─── Data excerpts
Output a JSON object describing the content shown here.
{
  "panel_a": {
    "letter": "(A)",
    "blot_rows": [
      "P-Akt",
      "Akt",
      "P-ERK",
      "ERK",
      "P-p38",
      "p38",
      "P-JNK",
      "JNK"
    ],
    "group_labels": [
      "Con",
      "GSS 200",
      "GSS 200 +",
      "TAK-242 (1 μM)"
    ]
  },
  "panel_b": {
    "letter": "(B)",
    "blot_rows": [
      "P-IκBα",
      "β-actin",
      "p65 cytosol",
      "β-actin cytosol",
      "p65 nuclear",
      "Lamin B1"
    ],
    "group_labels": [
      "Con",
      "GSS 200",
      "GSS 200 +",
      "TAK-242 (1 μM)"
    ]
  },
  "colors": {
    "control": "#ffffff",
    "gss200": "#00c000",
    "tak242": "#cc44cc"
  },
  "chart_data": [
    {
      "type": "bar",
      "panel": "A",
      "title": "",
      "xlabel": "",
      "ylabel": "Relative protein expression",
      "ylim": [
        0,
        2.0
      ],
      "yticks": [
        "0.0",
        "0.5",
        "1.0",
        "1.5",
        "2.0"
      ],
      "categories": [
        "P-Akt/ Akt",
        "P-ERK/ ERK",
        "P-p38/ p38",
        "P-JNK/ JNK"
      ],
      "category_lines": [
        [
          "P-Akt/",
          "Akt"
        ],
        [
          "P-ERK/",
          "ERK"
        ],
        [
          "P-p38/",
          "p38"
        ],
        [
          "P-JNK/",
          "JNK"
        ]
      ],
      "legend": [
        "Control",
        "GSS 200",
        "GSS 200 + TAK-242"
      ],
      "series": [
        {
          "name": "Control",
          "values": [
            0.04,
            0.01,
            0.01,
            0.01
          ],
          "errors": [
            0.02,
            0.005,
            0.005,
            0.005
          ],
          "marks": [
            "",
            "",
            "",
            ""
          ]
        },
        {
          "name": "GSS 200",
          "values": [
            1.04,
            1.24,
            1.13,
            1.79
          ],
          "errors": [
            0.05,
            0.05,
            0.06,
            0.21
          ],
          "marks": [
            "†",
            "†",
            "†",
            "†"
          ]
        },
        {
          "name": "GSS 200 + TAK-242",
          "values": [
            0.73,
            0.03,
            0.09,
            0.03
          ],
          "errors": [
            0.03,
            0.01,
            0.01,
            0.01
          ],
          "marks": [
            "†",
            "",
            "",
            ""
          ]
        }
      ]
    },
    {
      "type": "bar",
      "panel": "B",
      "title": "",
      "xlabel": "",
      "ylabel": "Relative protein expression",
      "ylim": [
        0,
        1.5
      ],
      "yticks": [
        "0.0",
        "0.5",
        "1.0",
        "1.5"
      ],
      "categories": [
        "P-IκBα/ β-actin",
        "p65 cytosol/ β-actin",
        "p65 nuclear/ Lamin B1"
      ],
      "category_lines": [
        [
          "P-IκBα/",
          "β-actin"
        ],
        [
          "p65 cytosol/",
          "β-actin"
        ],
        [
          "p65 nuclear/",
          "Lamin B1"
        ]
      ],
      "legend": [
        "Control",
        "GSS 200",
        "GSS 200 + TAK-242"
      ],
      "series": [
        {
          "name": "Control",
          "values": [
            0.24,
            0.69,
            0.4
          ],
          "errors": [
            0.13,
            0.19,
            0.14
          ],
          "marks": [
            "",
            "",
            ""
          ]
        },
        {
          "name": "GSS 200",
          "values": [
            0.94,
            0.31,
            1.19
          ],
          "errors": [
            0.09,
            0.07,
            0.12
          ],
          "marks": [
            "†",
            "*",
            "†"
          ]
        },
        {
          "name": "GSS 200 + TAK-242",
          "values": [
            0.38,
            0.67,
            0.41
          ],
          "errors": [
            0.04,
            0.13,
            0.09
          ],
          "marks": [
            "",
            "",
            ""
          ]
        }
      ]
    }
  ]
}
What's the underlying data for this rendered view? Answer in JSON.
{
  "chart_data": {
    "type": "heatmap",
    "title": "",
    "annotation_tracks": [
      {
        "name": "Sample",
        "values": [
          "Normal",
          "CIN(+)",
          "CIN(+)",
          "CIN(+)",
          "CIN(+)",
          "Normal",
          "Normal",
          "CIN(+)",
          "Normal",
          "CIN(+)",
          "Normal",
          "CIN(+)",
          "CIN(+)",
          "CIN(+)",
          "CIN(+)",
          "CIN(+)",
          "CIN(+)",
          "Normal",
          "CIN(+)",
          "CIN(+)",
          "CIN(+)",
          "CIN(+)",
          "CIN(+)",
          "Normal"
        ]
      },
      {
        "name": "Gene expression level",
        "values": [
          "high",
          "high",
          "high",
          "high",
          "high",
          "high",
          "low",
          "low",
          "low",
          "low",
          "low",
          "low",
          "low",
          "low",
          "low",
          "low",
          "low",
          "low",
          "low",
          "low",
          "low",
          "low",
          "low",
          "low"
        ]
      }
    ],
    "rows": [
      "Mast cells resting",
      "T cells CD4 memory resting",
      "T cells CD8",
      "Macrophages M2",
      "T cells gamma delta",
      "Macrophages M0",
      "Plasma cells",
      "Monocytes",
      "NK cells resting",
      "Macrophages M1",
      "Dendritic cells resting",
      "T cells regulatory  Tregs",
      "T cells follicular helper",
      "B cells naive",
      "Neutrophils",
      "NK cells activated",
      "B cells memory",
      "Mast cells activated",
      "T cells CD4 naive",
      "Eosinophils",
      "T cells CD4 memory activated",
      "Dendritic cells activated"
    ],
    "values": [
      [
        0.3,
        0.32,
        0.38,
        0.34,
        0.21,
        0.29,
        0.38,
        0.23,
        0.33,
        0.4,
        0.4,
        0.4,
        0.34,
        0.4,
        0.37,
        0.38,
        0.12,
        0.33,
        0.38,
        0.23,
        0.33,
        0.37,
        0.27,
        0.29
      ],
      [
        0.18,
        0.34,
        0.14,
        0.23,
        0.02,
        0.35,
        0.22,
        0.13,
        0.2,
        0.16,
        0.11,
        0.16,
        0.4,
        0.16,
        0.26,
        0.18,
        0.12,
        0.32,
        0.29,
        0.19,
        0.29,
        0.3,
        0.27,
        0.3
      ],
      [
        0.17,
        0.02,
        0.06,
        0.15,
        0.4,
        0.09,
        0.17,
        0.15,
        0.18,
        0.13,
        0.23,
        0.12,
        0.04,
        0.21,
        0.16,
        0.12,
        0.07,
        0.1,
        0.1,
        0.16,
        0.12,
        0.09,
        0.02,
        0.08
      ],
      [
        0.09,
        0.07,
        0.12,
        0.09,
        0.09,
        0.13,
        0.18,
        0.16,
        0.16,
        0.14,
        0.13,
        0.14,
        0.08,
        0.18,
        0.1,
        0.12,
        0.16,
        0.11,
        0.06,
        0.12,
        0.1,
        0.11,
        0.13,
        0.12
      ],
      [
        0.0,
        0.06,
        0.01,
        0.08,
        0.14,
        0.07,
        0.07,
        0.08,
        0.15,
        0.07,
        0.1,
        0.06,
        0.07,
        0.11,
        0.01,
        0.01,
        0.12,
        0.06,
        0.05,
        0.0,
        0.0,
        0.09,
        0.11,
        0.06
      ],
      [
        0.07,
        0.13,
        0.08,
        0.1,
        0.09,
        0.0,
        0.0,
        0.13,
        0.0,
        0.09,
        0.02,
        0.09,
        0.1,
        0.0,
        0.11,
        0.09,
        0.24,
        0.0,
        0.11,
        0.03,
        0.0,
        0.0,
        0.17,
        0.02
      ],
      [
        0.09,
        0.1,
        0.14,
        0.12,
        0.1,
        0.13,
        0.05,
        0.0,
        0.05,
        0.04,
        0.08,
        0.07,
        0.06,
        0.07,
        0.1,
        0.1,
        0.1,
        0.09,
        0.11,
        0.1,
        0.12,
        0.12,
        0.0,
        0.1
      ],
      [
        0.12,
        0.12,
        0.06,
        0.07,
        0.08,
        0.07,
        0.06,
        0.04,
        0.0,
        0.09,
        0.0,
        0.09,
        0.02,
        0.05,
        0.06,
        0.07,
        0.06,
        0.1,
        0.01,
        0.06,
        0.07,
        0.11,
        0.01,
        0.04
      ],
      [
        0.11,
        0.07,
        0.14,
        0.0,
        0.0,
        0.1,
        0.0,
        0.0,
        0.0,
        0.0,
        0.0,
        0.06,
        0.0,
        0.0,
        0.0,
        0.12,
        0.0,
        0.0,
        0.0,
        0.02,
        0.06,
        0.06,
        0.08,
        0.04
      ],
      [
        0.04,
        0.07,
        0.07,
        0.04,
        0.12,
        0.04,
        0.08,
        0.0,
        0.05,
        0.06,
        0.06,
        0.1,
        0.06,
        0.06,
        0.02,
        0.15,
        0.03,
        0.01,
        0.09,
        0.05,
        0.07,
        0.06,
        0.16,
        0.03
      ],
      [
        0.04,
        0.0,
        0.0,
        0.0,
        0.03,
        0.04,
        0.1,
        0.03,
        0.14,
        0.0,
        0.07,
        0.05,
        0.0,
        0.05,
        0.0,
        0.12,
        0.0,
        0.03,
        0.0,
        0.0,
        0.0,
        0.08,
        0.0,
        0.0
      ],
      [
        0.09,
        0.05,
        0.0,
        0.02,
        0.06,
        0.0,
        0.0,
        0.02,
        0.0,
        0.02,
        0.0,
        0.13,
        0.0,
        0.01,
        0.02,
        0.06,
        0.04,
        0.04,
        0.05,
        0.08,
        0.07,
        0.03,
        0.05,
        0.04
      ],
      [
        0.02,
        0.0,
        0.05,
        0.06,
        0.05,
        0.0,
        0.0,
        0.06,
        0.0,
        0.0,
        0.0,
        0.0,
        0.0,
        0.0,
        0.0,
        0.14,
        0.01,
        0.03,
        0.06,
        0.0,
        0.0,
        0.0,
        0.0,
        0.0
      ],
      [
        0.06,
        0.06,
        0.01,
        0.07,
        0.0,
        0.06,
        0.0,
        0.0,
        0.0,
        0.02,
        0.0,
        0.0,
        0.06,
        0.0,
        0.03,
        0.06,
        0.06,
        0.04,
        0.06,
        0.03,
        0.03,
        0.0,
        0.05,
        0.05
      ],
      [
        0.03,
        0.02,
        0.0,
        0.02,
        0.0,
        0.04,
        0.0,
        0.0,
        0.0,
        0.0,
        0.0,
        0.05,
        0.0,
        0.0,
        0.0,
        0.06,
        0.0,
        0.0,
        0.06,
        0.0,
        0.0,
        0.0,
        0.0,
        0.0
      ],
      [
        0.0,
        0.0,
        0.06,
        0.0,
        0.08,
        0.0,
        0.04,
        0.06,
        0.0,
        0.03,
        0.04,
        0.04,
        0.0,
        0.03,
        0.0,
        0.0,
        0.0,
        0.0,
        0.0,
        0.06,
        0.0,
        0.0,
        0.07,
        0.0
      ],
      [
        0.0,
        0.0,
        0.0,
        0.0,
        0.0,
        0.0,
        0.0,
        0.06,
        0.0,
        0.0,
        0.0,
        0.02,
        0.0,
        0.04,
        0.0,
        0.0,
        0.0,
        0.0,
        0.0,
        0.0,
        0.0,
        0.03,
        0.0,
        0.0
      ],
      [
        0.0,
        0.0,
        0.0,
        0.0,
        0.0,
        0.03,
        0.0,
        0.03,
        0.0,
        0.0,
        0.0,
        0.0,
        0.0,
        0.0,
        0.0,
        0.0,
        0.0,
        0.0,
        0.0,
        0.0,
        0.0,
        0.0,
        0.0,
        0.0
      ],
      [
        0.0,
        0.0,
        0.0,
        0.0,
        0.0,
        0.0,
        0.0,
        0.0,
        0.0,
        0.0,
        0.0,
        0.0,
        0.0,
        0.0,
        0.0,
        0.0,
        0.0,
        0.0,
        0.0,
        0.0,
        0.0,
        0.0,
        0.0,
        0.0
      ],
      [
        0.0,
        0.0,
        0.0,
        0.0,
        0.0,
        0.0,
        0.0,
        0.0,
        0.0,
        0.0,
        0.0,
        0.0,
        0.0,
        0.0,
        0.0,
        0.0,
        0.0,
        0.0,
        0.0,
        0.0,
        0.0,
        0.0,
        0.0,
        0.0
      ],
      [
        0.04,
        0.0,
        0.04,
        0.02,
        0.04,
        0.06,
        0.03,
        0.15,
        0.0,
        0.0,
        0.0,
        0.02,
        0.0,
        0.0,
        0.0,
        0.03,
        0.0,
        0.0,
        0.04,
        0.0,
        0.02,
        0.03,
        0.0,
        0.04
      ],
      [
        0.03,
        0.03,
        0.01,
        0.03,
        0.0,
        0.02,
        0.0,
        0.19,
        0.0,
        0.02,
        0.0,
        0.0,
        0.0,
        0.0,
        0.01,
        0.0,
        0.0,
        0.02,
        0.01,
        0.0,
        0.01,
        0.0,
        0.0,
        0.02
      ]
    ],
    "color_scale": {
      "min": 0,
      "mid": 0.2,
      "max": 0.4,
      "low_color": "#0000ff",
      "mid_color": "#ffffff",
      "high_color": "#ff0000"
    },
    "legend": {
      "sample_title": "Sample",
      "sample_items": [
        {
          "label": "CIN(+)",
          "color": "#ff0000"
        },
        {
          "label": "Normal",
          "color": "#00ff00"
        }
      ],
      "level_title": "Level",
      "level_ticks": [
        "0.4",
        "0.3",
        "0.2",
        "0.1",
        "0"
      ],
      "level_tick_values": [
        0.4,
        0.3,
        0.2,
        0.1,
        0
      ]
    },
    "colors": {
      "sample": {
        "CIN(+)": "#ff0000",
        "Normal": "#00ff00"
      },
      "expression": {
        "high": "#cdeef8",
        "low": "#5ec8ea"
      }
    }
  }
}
──────
| Work request |
From the material above, tally every line that includes the word "expression" and state the count only.

| Answer below |
4